PROBLEM TO WORK ON: Repeat every line below exactly, word for word.

PROVIDED ENTRIES:
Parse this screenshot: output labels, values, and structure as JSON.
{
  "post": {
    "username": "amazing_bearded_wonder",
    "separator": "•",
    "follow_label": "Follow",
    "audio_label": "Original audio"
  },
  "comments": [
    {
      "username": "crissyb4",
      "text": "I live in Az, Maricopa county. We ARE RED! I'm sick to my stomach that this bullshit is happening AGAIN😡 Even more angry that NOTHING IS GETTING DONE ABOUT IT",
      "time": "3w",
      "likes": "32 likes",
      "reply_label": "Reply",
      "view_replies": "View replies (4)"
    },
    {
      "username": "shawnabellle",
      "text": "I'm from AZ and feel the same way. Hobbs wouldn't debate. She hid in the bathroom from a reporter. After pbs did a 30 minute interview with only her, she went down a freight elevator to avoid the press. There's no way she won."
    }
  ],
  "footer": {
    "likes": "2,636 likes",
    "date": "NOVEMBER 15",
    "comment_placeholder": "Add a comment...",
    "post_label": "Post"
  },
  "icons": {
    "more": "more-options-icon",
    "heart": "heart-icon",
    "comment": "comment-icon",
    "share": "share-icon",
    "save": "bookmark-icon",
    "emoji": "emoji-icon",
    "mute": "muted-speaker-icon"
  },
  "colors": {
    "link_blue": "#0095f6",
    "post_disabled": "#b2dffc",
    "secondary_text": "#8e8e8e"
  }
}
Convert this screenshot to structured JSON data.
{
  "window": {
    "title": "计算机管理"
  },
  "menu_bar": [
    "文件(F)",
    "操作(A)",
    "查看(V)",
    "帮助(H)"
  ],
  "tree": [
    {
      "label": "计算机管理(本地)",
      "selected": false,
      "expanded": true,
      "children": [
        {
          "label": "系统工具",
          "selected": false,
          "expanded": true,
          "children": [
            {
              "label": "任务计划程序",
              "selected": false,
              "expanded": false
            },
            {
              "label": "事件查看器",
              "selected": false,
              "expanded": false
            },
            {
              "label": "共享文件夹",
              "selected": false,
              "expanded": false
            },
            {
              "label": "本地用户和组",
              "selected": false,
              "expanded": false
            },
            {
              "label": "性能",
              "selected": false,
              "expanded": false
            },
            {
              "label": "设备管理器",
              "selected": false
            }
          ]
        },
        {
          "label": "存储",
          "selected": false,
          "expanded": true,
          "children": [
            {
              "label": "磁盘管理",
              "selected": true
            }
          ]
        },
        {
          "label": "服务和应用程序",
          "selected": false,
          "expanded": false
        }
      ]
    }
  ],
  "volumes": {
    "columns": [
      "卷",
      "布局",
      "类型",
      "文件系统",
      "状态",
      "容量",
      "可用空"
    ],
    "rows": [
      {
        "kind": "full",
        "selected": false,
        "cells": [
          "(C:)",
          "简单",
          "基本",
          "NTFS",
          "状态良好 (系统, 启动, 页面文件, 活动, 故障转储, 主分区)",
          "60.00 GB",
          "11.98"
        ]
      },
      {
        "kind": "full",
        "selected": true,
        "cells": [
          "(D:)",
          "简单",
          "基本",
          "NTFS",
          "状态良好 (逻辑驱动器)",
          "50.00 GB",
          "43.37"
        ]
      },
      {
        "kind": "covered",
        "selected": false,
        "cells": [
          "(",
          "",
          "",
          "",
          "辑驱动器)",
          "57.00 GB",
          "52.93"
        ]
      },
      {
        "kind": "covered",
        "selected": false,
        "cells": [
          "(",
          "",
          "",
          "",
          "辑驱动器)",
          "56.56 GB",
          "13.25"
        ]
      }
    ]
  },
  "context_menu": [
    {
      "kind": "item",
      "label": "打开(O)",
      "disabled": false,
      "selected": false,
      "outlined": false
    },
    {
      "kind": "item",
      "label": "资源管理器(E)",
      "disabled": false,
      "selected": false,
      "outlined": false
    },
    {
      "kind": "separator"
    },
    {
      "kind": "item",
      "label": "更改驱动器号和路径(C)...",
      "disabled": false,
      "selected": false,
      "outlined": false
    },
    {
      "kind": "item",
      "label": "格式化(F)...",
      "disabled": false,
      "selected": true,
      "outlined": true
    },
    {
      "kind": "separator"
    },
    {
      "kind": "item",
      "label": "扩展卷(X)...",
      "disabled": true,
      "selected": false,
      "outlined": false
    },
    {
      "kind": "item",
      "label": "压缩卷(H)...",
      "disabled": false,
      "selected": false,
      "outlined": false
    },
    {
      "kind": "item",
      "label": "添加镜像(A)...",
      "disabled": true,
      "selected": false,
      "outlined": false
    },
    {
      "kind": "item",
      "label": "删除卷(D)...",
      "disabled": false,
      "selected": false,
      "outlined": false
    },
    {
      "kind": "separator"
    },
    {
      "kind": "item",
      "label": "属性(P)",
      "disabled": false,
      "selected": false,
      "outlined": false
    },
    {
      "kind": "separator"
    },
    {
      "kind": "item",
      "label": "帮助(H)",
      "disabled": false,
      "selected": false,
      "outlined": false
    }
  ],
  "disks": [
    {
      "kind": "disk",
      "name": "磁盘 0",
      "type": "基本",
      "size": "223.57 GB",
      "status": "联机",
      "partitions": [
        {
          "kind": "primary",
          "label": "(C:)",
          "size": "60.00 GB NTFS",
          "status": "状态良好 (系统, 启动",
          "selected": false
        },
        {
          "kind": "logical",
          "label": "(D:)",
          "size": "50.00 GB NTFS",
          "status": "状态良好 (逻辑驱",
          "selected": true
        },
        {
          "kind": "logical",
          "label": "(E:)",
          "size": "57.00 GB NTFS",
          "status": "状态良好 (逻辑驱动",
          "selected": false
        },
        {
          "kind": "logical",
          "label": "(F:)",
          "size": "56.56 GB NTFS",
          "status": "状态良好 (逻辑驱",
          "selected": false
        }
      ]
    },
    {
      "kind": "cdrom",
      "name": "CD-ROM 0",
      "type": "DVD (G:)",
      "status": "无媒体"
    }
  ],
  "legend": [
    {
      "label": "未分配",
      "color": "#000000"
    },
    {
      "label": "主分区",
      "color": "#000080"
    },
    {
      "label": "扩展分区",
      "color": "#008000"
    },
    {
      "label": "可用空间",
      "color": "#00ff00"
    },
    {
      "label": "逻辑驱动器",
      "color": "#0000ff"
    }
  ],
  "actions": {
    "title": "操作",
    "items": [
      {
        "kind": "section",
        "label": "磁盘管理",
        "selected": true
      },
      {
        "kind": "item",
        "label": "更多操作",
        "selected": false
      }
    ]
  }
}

RESULT FOR THIS EXERCISE:
Parse this screenshot: output labels, values, and structure as JSON.
{
  "post": {
    "username": "amazing_bearded_wonder",
    "separator": "•",
    "follow_label": "Follow",
    "audio_label": "Original audio"
  },
  "comments": [
    {
      "username": "crissyb4",
      "text": "I live in Az, Maricopa county. We ARE RED! I'm sick to my stomach that this bullshit is happening AGAIN😡 Even more angry that NOTHING IS GETTING DONE ABOUT IT",
      "time": "3w",
      "likes": "32 likes",
      "reply_label": "Reply",
      "view_replies": "View replies (4)"
    },
    {
      "username": "shawnabellle",
      "text": "I'm from AZ and feel the same way. Hobbs wouldn't debate. She hid in the bathroom from a reporter. After pbs did a 30 minute interview with only her, she went down a freight elevator to avoid the press. There's no way she won."
    }
  ],
  "footer": {
    "likes": "2,636 likes",
    "date": "NOVEMBER 15",
    "comment_placeholder": "Add a comment...",
    "post_label": "Post"
  },
  "icons": {
    "more": "more-options-icon",
    "heart": "heart-icon",
    "comment": "comment-icon",
    "share": "share-icon",
    "save": "bookmark-icon",
    "emoji": "emoji-icon",
    "mute": "muted-speaker-icon"
  },
  "colors": {
    "link_blue": "#0095f6",
    "post_disabled": "#b2dffc",
    "secondary_text": "#8e8e8e"
  }
}
Convert this screenshot to structured JSON data.
{
  "window": {
    "title": "计算机管理"
  },
  "menu_bar": [
    "文件(F)",
    "操作(A)",
    "查看(V)",
    "帮助(H)"
  ],
  "tree": [
    {
      "label": "计算机管理(本地)",
      "selected": false,
      "expanded": true,
      "children": [
        {
          "label": "系统工具",
          "selected": false,
          "expanded": true,
          "children": [
            {
              "label": "任务计划程序",
              "selected": false,
              "expanded": false
            },
            {
              "label": "事件查看器",
              "selected": false,
              "expanded": false
            },
            {
              "label": "共享文件夹",
              "selected": false,
              "expanded": false
            },
            {
              "label": "本地用户和组",
              "selected": false,
              "expanded": false
            },
            {
              "label": "性能",
              "selected": false,
              "expanded": false
            },
            {
              "label": "设备管理器",
              "selected": false
            }
          ]
        },
        {
          "label": "存储",
          "selected": false,
          "expanded": true,
          "children": [
            {
              "label": "磁盘管理",
              "selected": true
            }
          ]
        },
        {
          "label": "服务和应用程序",
          "selected": false,
          "expanded": false
        }
      ]
    }
  ],
  "volumes": {
    "columns": [
      "卷",
      "布局",
      "类型",
      "文件系统",
      "状态",
      "容量",
      "可用空"
    ],
    "rows": [
      {
        "kind": "full",
        "selected": false,
        "cells": [
          "(C:)",
          "简单",
          "基本",
          "NTFS",
          "状态良好 (系统, 启动, 页面文件, 活动, 故障转储, 主分区)",
          "60.00 GB",
          "11.98"
        ]
      },
      {
        "kind": "full",
        "selected": true,
        "cells": [
          "(D:)",
          "简单",
          "基本",
          "NTFS",
          "状态良好 (逻辑驱动器)",
          "50.00 GB",
          "43.37"
        ]
      },
      {
        "kind": "covered",
        "selected": false,
        "cells": [
          "(",
          "",
          "",
          "",
          "辑驱动器)",
          "57.00 GB",
          "52.93"
        ]
      },
      {
        "kind": "covered",
        "selected": false,
        "cells": [
          "(",
          "",
          "",
          "",
          "辑驱动器)",
          "56.56 GB",
          "13.25"
        ]
      }
    ]
  },
  "context_menu": [
    {
      "kind": "item",
      "label": "打开(O)",
      "disabled": false,
      "selected": false,
      "outlined": false
    },
    {
      "kind": "item",
      "label": "资源管理器(E)",
      "disabled": false,
      "selected": false,
      "outlined": false
    },
    {
      "kind": "separator"
    },
    {
      "kind": "item",
      "label": "更改驱动器号和路径(C)...",
      "disabled": false,
      "selected": false,
      "outlined": false
    },
    {
      "kind": "item",
      "label": "格式化(F)...",
      "disabled": false,
      "selected": true,
      "outlined": true
    },
    {
      "kind": "separator"
    },
    {
      "kind": "item",
      "label": "扩展卷(X)...",
      "disabled": true,
      "selected": false,
      "outlined": false
    },
    {
      "kind": "item",
      "label": "压缩卷(H)...",
      "disabled": false,
      "selected": false,
      "outlined": false
    },
    {
      "kind": "item",
      "label": "添加镜像(A)...",
      "disabled": true,
      "selected": false,
      "outlined": false
    },
    {
      "kind": "item",
      "label": "删除卷(D)...",
      "disabled": false,
      "selected": false,
      "outlined": false
    },
    {
      "kind": "separator"
    },
    {
      "kind": "item",
      "label": "属性(P)",
      "disabled": false,
      "selected": false,
      "outlined": false
    },
    {
      "kind": "separator"
    },
    {
      "kind": "item",
      "label": "帮助(H)",
      "disabled": false,
      "selected": false,
      "outlined": false
    }
  ],
  "disks": [
    {
      "kind": "disk",
      "name": "磁盘 0",
      "type": "基本",
      "size": "223.57 GB",
      "status": "联机",
      "partitions": [
        {
          "kind": "primary",
          "label": "(C:)",
          "size": "60.00 GB NTFS",
          "status": "状态良好 (系统, 启动",
          "selected": false
        },
        {
          "kind": "logical",
          "label": "(D:)",
          "size": "50.00 GB NTFS",
          "status": "状态良好 (逻辑驱",
          "selected": true
        },
        {
          "kind": "logical",
          "label": "(E:)",
          "size": "57.00 GB NTFS",
          "status": "状态良好 (逻辑驱动",
          "selected": false
        },
        {
          "kind": "logical",
          "label": "(F:)",
          "size": "56.56 GB NTFS",
          "status": "状态良好 (逻辑驱",
          "selected": false
        }
      ]
    },
    {
      "kind": "cdrom",
      "name": "CD-ROM 0",
      "type": "DVD (G:)",
      "status": "无媒体"
    }
  ],
  "legend": [
    {
      "label": "未分配",
      "color": "#000000"
    },
    {
      "label": "主分区",
      "color": "#000080"
    },
    {
      "label": "扩展分区",
      "color": "#008000"
    },
    {
      "label": "可用空间",
      "color": "#00ff00"
    },
    {
      "label": "逻辑驱动器",
      "color": "#0000ff"
    }
  ],
  "actions": {
    "title": "操作",
    "items": [
      {
        "kind": "section",
        "label": "磁盘管理",
        "selected": true
      },
      {
        "kind": "item",
        "label": "更多操作",
        "selected": false
      }
    ]
  }
}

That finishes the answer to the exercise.